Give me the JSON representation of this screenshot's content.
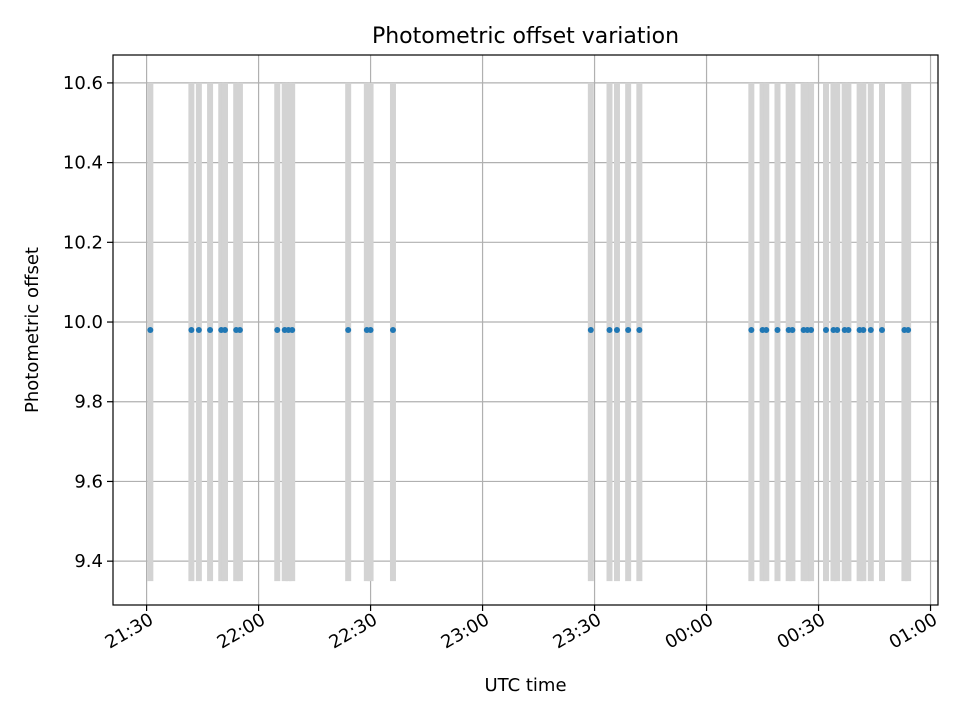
{
  "chart_data": {
    "type": "scatter",
    "title": "Photometric offset variation",
    "xlabel": "UTC time",
    "ylabel": "Photometric offset",
    "x_tick_labels": [
      "21:30",
      "22:00",
      "22:30",
      "23:00",
      "23:30",
      "00:00",
      "00:30",
      "01:00"
    ],
    "y_tick_labels": [
      "9.4",
      "9.6",
      "9.8",
      "10.0",
      "10.2",
      "10.4",
      "10.6"
    ],
    "ylim": [
      9.29,
      10.67
    ],
    "xlim_minutes_from_2130": [
      -9,
      212
    ],
    "grid": true,
    "legend": "none",
    "point_color": "#1f77b4",
    "errorbar_color": "#d3d3d3",
    "series": [
      {
        "x": [
          "21:31",
          "21:42",
          "21:44",
          "21:47",
          "21:50",
          "21:51",
          "21:54",
          "21:55",
          "22:05",
          "22:07",
          "22:08",
          "22:09",
          "22:24",
          "22:29",
          "22:30",
          "22:36",
          "23:29",
          "23:34",
          "23:36",
          "23:39",
          "23:42",
          "00:12",
          "00:15",
          "00:16",
          "00:19",
          "00:22",
          "00:23",
          "00:26",
          "00:27",
          "00:28",
          "00:32",
          "00:34",
          "00:35",
          "00:37",
          "00:38",
          "00:41",
          "00:42",
          "00:44",
          "00:47",
          "00:53",
          "00:54"
        ],
        "y": [
          9.98,
          9.98,
          9.98,
          9.98,
          9.98,
          9.98,
          9.98,
          9.98,
          9.98,
          9.98,
          9.98,
          9.98,
          9.98,
          9.98,
          9.98,
          9.98,
          9.98,
          9.98,
          9.98,
          9.98,
          9.98,
          9.98,
          9.98,
          9.98,
          9.98,
          9.98,
          9.98,
          9.98,
          9.98,
          9.98,
          9.98,
          9.98,
          9.98,
          9.98,
          9.98,
          9.98,
          9.98,
          9.98,
          9.98,
          9.98,
          9.98
        ],
        "yerr_low": 9.35,
        "yerr_high": 10.6
      }
    ]
  }
}
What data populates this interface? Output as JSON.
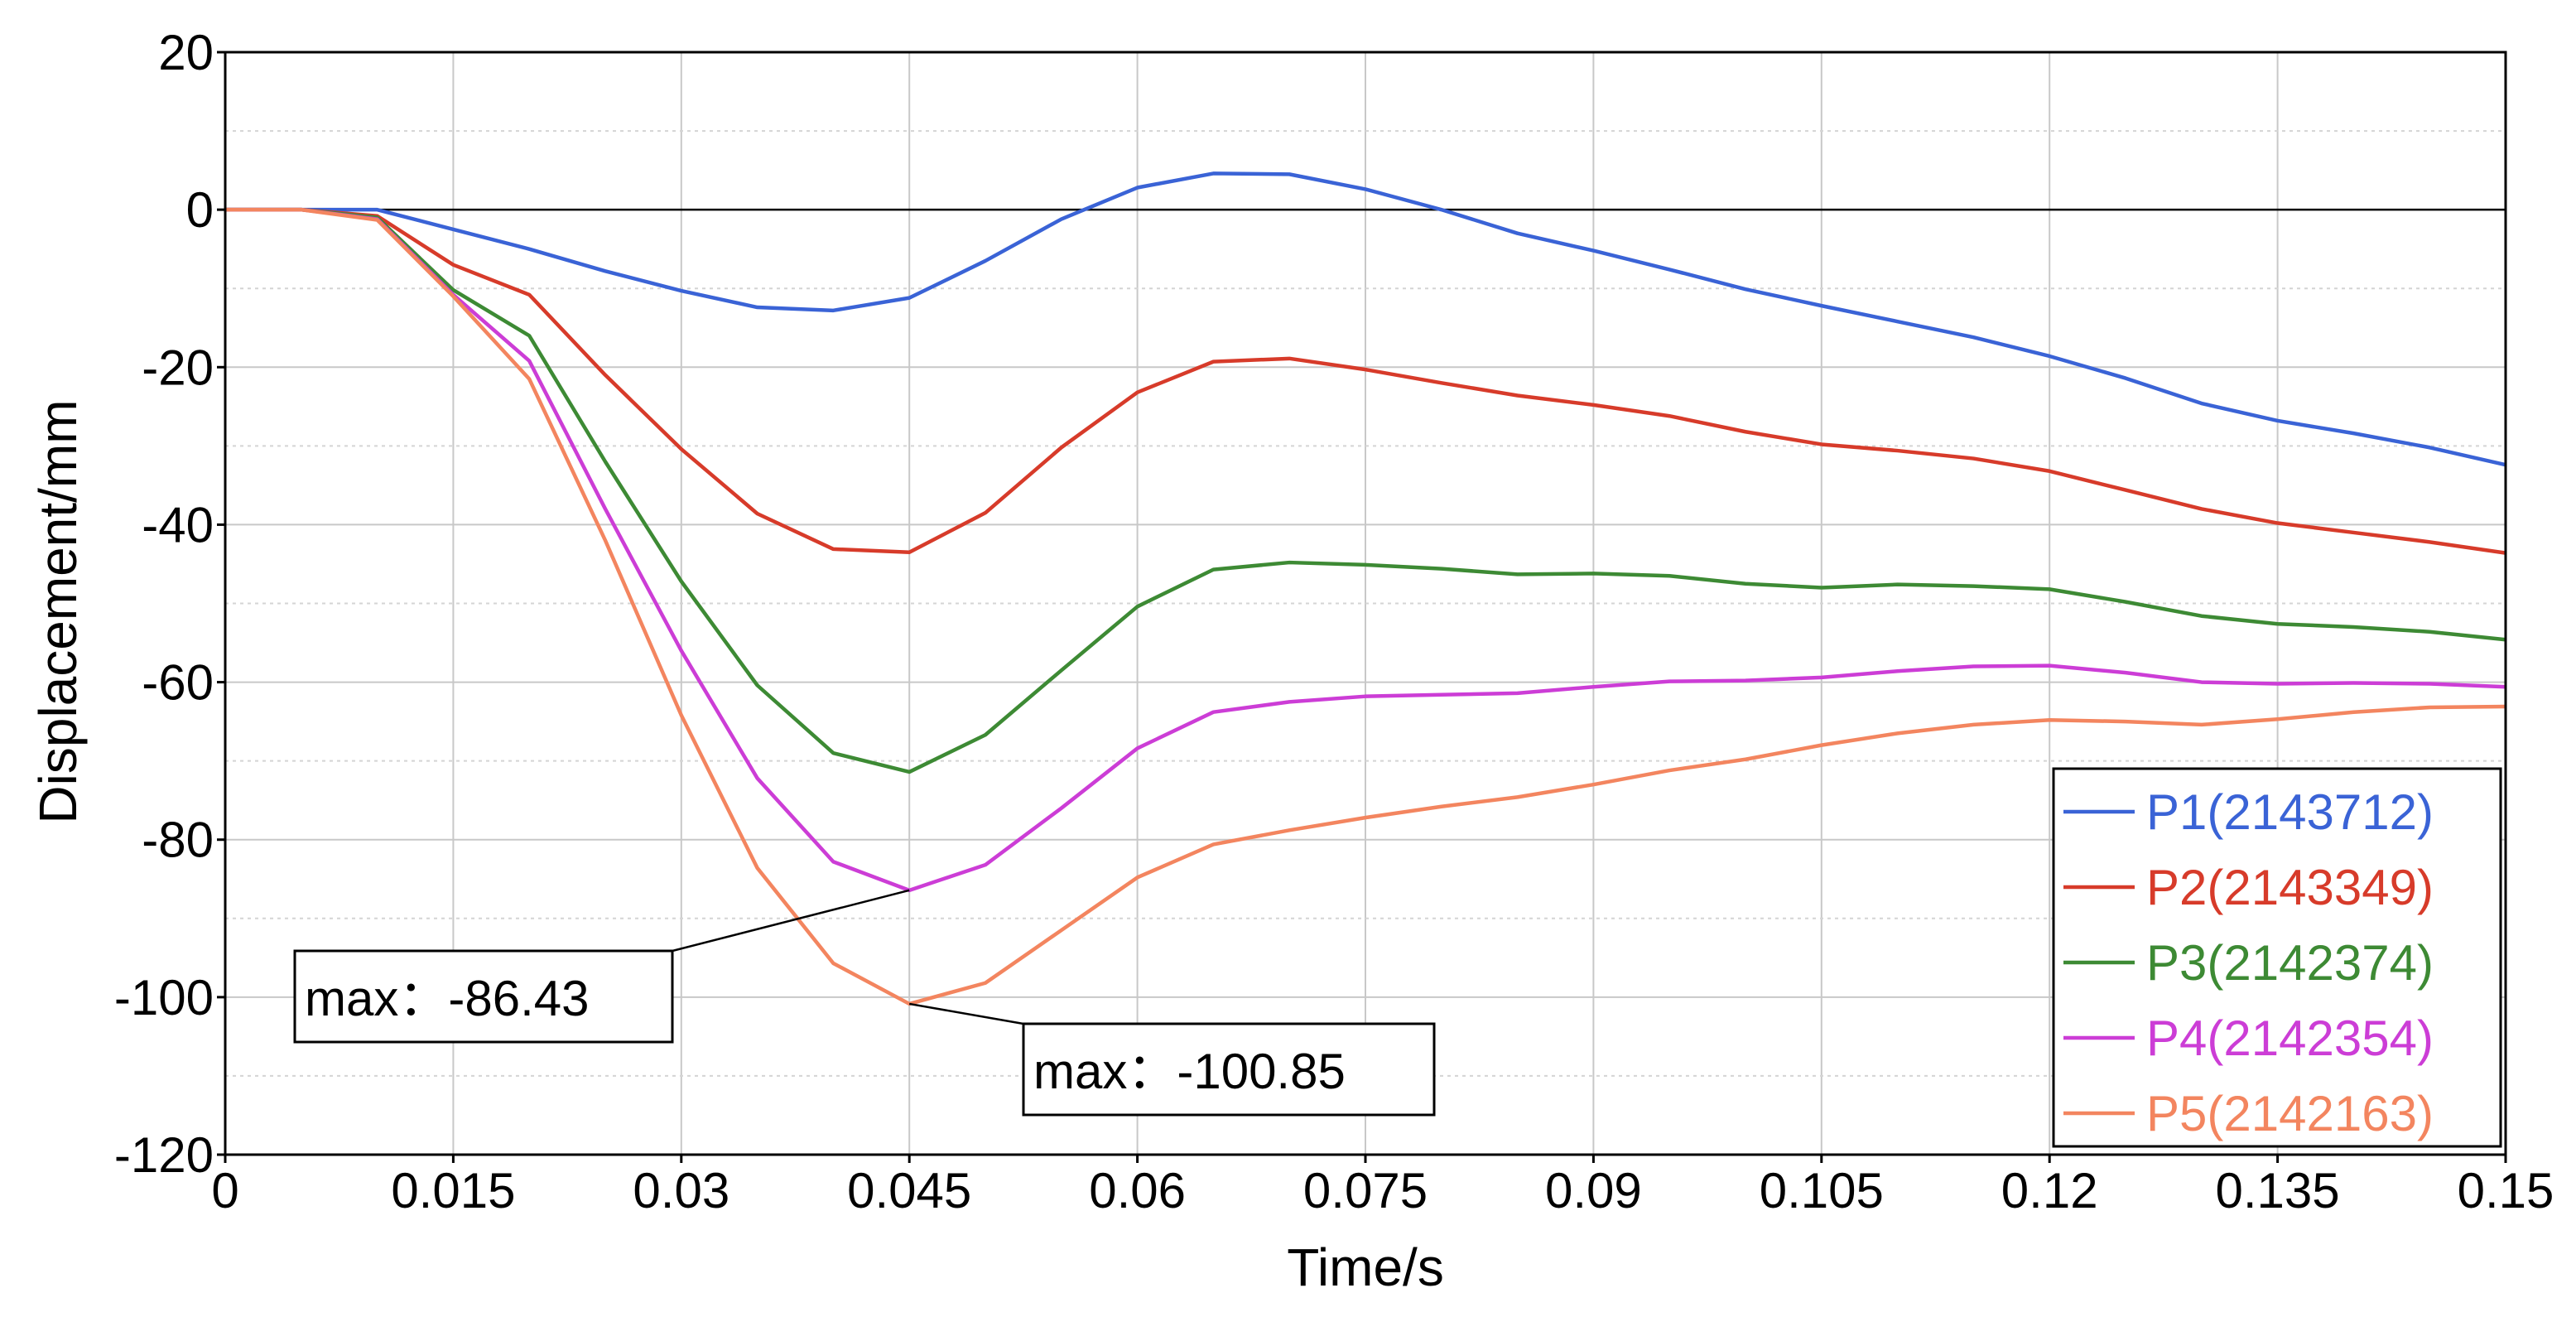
{
  "chart_data": {
    "type": "line",
    "xlabel": "Time/s",
    "ylabel": "Displacement/mm",
    "xlim": [
      0,
      0.15
    ],
    "ylim": [
      -120,
      20
    ],
    "xticks": [
      0,
      0.015,
      0.03,
      0.045,
      0.06,
      0.075,
      0.09,
      0.105,
      0.12,
      0.135,
      0.15
    ],
    "xtick_labels": [
      "0",
      "0.015",
      "0.03",
      "0.045",
      "0.06",
      "0.075",
      "0.09",
      "0.105",
      "0.12",
      "0.135",
      "0.15"
    ],
    "yticks": [
      20,
      0,
      -20,
      -40,
      -60,
      -80,
      -100,
      -120
    ],
    "ytick_labels": [
      "20",
      "0",
      "-20",
      "-40",
      "-60",
      "-80",
      "-100",
      "-120"
    ],
    "grid": true,
    "legend_position": "bottom-right",
    "x": [
      0,
      0.005,
      0.01,
      0.015,
      0.02,
      0.025,
      0.03,
      0.035,
      0.04,
      0.045,
      0.05,
      0.055,
      0.06,
      0.065,
      0.07,
      0.075,
      0.08,
      0.085,
      0.09,
      0.095,
      0.1,
      0.105,
      0.11,
      0.115,
      0.12,
      0.125,
      0.13,
      0.135,
      0.14,
      0.145,
      0.15
    ],
    "series": [
      {
        "name": "P1(2143712)",
        "color": "#3a63d6",
        "values": [
          0,
          0,
          0,
          -2.5,
          -5,
          -7.8,
          -10.3,
          -12.4,
          -12.8,
          -11.2,
          -6.5,
          -1.2,
          2.8,
          4.6,
          4.5,
          2.6,
          0,
          -3,
          -5.2,
          -7.6,
          -10.1,
          -12.2,
          -14.2,
          -16.2,
          -18.6,
          -21.4,
          -24.6,
          -26.8,
          -28.4,
          -30.2,
          -32.4
        ]
      },
      {
        "name": "P2(2143349)",
        "color": "#d73b2a",
        "values": [
          0,
          0,
          -0.8,
          -7,
          -10.8,
          -21,
          -30.4,
          -38.6,
          -43.1,
          -43.5,
          -38.5,
          -30.2,
          -23.2,
          -19.3,
          -18.9,
          -20.3,
          -22,
          -23.6,
          -24.8,
          -26.2,
          -28.2,
          -29.8,
          -30.6,
          -31.6,
          -33.2,
          -35.6,
          -38,
          -39.8,
          -41,
          -42.2,
          -43.6
        ]
      },
      {
        "name": "P3(2142374)",
        "color": "#3d8a34",
        "values": [
          0,
          0,
          -1,
          -10.2,
          -16,
          -32,
          -47.2,
          -60.4,
          -69,
          -71.4,
          -66.7,
          -58.5,
          -50.4,
          -45.7,
          -44.8,
          -45.1,
          -45.6,
          -46.3,
          -46.2,
          -46.5,
          -47.5,
          -48,
          -47.6,
          -47.8,
          -48.2,
          -49.8,
          -51.6,
          -52.6,
          -53,
          -53.6,
          -54.6
        ]
      },
      {
        "name": "P4(2142354)",
        "color": "#cc3dd6",
        "values": [
          0,
          0,
          -1.2,
          -10.8,
          -19.2,
          -38,
          -56,
          -72.2,
          -82.8,
          -86.43,
          -83.2,
          -76,
          -68.4,
          -63.8,
          -62.5,
          -61.8,
          -61.6,
          -61.4,
          -60.6,
          -59.9,
          -59.8,
          -59.4,
          -58.6,
          -58,
          -57.9,
          -58.8,
          -60,
          -60.2,
          -60.1,
          -60.2,
          -60.6
        ]
      },
      {
        "name": "P5(2142163)",
        "color": "#f3855f",
        "values": [
          0,
          0,
          -1.3,
          -11,
          -21.5,
          -42,
          -64.2,
          -83.6,
          -95.7,
          -100.85,
          -98.2,
          -91.5,
          -84.8,
          -80.6,
          -78.8,
          -77.2,
          -75.8,
          -74.6,
          -73,
          -71.2,
          -69.8,
          -68,
          -66.5,
          -65.4,
          -64.8,
          -65,
          -65.4,
          -64.7,
          -63.8,
          -63.2,
          -63.1
        ]
      }
    ],
    "annotations": [
      {
        "text": "max：-86.43",
        "x": 0.045,
        "y": -86.43
      },
      {
        "text": "max：-100.85",
        "x": 0.045,
        "y": -100.85
      }
    ]
  }
}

> **EXERCISE DIRECTIONS**:
Scan the lines for the string "offset". Copy out each line that matches.

> **RESULT**:
    "title": "Photometric offset variation",
    "ylabel": "Photometric offset",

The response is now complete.